##### Material provided #####

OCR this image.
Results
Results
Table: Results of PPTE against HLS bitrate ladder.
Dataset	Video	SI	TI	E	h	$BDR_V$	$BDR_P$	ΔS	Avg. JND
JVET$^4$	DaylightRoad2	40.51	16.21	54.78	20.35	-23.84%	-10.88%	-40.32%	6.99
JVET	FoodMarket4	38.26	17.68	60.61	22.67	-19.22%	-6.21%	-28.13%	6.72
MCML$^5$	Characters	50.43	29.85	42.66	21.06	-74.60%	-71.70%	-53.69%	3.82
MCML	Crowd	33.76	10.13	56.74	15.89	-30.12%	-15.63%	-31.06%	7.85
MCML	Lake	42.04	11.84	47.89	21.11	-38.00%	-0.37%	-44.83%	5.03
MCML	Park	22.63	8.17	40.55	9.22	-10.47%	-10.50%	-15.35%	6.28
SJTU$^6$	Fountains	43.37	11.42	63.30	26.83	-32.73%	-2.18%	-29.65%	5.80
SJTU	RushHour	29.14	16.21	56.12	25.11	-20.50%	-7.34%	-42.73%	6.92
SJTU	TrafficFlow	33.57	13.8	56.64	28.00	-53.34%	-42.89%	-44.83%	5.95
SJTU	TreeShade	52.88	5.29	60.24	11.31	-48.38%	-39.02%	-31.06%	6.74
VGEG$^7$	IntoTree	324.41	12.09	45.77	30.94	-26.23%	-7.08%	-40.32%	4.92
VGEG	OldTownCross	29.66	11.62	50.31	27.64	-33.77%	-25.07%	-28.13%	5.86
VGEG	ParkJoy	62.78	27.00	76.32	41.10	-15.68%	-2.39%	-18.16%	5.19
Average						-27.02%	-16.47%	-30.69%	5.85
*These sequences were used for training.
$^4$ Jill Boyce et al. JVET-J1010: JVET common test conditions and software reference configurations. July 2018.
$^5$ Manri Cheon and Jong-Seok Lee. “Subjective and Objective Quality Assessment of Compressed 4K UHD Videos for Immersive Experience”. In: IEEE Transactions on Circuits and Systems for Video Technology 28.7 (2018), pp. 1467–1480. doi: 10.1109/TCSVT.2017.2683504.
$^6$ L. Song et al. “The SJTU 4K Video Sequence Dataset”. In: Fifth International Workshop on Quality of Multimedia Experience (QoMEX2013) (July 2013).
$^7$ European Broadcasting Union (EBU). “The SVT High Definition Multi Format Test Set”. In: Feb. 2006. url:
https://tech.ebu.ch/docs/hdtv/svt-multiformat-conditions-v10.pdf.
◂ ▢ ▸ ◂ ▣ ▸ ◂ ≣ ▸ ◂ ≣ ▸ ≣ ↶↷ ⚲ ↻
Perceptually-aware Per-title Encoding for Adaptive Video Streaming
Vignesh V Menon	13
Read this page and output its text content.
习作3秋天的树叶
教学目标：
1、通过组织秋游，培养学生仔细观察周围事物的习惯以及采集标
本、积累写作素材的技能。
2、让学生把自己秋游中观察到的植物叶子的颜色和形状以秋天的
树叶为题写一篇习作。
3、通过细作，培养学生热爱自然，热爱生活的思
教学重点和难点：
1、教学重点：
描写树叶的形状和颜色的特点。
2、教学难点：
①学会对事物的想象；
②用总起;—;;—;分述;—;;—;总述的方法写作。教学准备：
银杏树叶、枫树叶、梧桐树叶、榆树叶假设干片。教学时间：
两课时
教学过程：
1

#####

#### [What you should do]
Each record should come back exactly as written.

#### [Written answer]
OCR this image.
Results
Results
Table: Results of PPTE against HLS bitrate ladder.
Dataset	Video	SI	TI	E	h	$BDR_V$	$BDR_P$	ΔS	Avg. JND
JVET$^4$	DaylightRoad2	40.51	16.21	54.78	20.35	-23.84%	-10.88%	-40.32%	6.99
JVET	FoodMarket4	38.26	17.68	60.61	22.67	-19.22%	-6.21%	-28.13%	6.72
MCML$^5$	Characters	50.43	29.85	42.66	21.06	-74.60%	-71.70%	-53.69%	3.82
MCML	Crowd	33.76	10.13	56.74	15.89	-30.12%	-15.63%	-31.06%	7.85
MCML	Lake	42.04	11.84	47.89	21.11	-38.00%	-0.37%	-44.83%	5.03
MCML	Park	22.63	8.17	40.55	9.22	-10.47%	-10.50%	-15.35%	6.28
SJTU$^6$	Fountains	43.37	11.42	63.30	26.83	-32.73%	-2.18%	-29.65%	5.80
SJTU	RushHour	29.14	16.21	56.12	25.11	-20.50%	-7.34%	-42.73%	6.92
SJTU	TrafficFlow	33.57	13.8	56.64	28.00	-53.34%	-42.89%	-44.83%	5.95
SJTU	TreeShade	52.88	5.29	60.24	11.31	-48.38%	-39.02%	-31.06%	6.74
VGEG$^7$	IntoTree	324.41	12.09	45.77	30.94	-26.23%	-7.08%	-40.32%	4.92
VGEG	OldTownCross	29.66	11.62	50.31	27.64	-33.77%	-25.07%	-28.13%	5.86
VGEG	ParkJoy	62.78	27.00	76.32	41.10	-15.68%	-2.39%	-18.16%	5.19
Average						-27.02%	-16.47%	-30.69%	5.85
*These sequences were used for training.
$^4$ Jill Boyce et al. JVET-J1010: JVET common test conditions and software reference configurations. July 2018.
$^5$ Manri Cheon and Jong-Seok Lee. “Subjective and Objective Quality Assessment of Compressed 4K UHD Videos for Immersive Experience”. In: IEEE Transactions on Circuits and Systems for Video Technology 28.7 (2018), pp. 1467–1480. doi: 10.1109/TCSVT.2017.2683504.
$^6$ L. Song et al. “The SJTU 4K Video Sequence Dataset”. In: Fifth International Workshop on Quality of Multimedia Experience (QoMEX2013) (July 2013).
$^7$ European Broadcasting Union (EBU). “The SVT High Definition Multi Format Test Set”. In: Feb. 2006. url:
https://tech.ebu.ch/docs/hdtv/svt-multiformat-conditions-v10.pdf.
◂ ▢ ▸ ◂ ▣ ▸ ◂ ≣ ▸ ◂ ≣ ▸ ≣ ↶↷ ⚲ ↻
Perceptually-aware Per-title Encoding for Adaptive Video Streaming
Vignesh V Menon	13
Read this page and output its text content.
习作3秋天的树叶
教学目标：
1、通过组织秋游，培养学生仔细观察周围事物的习惯以及采集标
本、积累写作素材的技能。
2、让学生把自己秋游中观察到的植物叶子的颜色和形状以秋天的
树叶为题写一篇习作。
3、通过细作，培养学生热爱自然，热爱生活的思
教学重点和难点：
1、教学重点：
描写树叶的形状和颜色的特点。
2、教学难点：
①学会对事物的想象；
②用总起;—;;—;分述;—;;—;总述的方法写作。教学准备：
银杏树叶、枫树叶、梧桐树叶、榆树叶假设干片。教学时间：
两课时
教学过程：
1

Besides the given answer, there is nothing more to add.